Stored data →
BEGIN

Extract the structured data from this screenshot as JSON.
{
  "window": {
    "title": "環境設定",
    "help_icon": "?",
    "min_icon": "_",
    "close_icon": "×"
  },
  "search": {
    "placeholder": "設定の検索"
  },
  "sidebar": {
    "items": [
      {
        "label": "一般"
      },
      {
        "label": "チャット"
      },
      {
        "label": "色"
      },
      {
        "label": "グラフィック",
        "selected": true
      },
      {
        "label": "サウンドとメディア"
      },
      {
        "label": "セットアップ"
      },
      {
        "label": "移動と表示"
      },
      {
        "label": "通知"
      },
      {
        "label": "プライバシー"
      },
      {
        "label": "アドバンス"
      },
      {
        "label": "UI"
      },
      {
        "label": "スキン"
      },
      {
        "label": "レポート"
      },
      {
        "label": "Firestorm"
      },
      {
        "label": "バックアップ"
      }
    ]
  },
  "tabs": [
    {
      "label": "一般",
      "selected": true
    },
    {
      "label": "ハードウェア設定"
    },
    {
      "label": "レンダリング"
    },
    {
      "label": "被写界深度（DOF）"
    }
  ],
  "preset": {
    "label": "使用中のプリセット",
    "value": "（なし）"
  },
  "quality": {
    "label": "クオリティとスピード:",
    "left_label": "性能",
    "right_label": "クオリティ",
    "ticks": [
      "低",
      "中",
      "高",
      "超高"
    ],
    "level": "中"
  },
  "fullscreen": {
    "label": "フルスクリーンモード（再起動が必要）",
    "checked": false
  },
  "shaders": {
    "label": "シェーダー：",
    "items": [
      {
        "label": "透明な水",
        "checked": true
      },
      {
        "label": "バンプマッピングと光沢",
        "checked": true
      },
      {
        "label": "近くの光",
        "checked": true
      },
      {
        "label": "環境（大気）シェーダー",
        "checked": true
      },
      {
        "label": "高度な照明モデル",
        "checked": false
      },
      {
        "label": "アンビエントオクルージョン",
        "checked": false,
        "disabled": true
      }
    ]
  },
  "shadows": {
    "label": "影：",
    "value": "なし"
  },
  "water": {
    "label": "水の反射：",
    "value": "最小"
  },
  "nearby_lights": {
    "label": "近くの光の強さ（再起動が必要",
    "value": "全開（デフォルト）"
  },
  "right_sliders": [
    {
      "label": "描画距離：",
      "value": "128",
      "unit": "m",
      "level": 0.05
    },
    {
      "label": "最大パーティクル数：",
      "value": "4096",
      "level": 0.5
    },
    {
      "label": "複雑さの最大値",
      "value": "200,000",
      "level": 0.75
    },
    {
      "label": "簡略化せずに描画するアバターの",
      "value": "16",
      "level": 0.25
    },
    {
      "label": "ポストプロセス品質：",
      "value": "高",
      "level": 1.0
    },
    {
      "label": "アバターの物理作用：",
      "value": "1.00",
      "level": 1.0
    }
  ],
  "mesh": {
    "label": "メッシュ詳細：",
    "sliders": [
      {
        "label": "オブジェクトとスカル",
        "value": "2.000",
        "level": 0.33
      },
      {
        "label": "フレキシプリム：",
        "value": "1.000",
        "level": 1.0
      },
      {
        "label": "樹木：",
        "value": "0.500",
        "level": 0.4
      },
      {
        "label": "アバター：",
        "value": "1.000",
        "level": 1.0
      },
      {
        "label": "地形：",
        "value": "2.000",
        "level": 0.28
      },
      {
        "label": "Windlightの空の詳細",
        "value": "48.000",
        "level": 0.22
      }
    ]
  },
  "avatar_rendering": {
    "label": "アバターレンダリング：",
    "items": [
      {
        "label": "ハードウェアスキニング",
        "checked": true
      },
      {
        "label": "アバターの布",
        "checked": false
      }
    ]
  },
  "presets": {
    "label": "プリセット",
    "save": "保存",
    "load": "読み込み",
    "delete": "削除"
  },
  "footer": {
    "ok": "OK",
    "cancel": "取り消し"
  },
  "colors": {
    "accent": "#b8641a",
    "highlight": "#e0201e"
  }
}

END

SHORT TASK → Using the listing above, please repeat every entry exactly.

TASK OUTPUT →
Extract the structured data from this screenshot as JSON.
{
  "window": {
    "title": "環境設定",
    "help_icon": "?",
    "min_icon": "_",
    "close_icon": "×"
  },
  "search": {
    "placeholder": "設定の検索"
  },
  "sidebar": {
    "items": [
      {
        "label": "一般"
      },
      {
        "label": "チャット"
      },
      {
        "label": "色"
      },
      {
        "label": "グラフィック",
        "selected": true
      },
      {
        "label": "サウンドとメディア"
      },
      {
        "label": "セットアップ"
      },
      {
        "label": "移動と表示"
      },
      {
        "label": "通知"
      },
      {
        "label": "プライバシー"
      },
      {
        "label": "アドバンス"
      },
      {
        "label": "UI"
      },
      {
        "label": "スキン"
      },
      {
        "label": "レポート"
      },
      {
        "label": "Firestorm"
      },
      {
        "label": "バックアップ"
      }
    ]
  },
  "tabs": [
    {
      "label": "一般",
      "selected": true
    },
    {
      "label": "ハードウェア設定"
    },
    {
      "label": "レンダリング"
    },
    {
      "label": "被写界深度（DOF）"
    }
  ],
  "preset": {
    "label": "使用中のプリセット",
    "value": "（なし）"
  },
  "quality": {
    "label": "クオリティとスピード:",
    "left_label": "性能",
    "right_label": "クオリティ",
    "ticks": [
      "低",
      "中",
      "高",
      "超高"
    ],
    "level": "中"
  },
  "fullscreen": {
    "label": "フルスクリーンモード（再起動が必要）",
    "checked": false
  },
  "shaders": {
    "label": "シェーダー：",
    "items": [
      {
        "label": "透明な水",
        "checked": true
      },
      {
        "label": "バンプマッピングと光沢",
        "checked": true
      },
      {
        "label": "近くの光",
        "checked": true
      },
      {
        "label": "環境（大気）シェーダー",
        "checked": true
      },
      {
        "label": "高度な照明モデル",
        "checked": false
      },
      {
        "label": "アンビエントオクルージョン",
        "checked": false,
        "disabled": true
      }
    ]
  },
  "shadows": {
    "label": "影：",
    "value": "なし"
  },
  "water": {
    "label": "水の反射：",
    "value": "最小"
  },
  "nearby_lights": {
    "label": "近くの光の強さ（再起動が必要",
    "value": "全開（デフォルト）"
  },
  "right_sliders": [
    {
      "label": "描画距離：",
      "value": "128",
      "unit": "m",
      "level": 0.05
    },
    {
      "label": "最大パーティクル数：",
      "value": "4096",
      "level": 0.5
    },
    {
      "label": "複雑さの最大値",
      "value": "200,000",
      "level": 0.75
    },
    {
      "label": "簡略化せずに描画するアバターの",
      "value": "16",
      "level": 0.25
    },
    {
      "label": "ポストプロセス品質：",
      "value": "高",
      "level": 1.0
    },
    {
      "label": "アバターの物理作用：",
      "value": "1.00",
      "level": 1.0
    }
  ],
  "mesh": {
    "label": "メッシュ詳細：",
    "sliders": [
      {
        "label": "オブジェクトとスカル",
        "value": "2.000",
        "level": 0.33
      },
      {
        "label": "フレキシプリム：",
        "value": "1.000",
        "level": 1.0
      },
      {
        "label": "樹木：",
        "value": "0.500",
        "level": 0.4
      },
      {
        "label": "アバター：",
        "value": "1.000",
        "level": 1.0
      },
      {
        "label": "地形：",
        "value": "2.000",
        "level": 0.28
      },
      {
        "label": "Windlightの空の詳細",
        "value": "48.000",
        "level": 0.22
      }
    ]
  },
  "avatar_rendering": {
    "label": "アバターレンダリング：",
    "items": [
      {
        "label": "ハードウェアスキニング",
        "checked": true
      },
      {
        "label": "アバターの布",
        "checked": false
      }
    ]
  },
  "presets": {
    "label": "プリセット",
    "save": "保存",
    "load": "読み込み",
    "delete": "削除"
  },
  "footer": {
    "ok": "OK",
    "cancel": "取り消し"
  },
  "colors": {
    "accent": "#b8641a",
    "highlight": "#e0201e"
  }
}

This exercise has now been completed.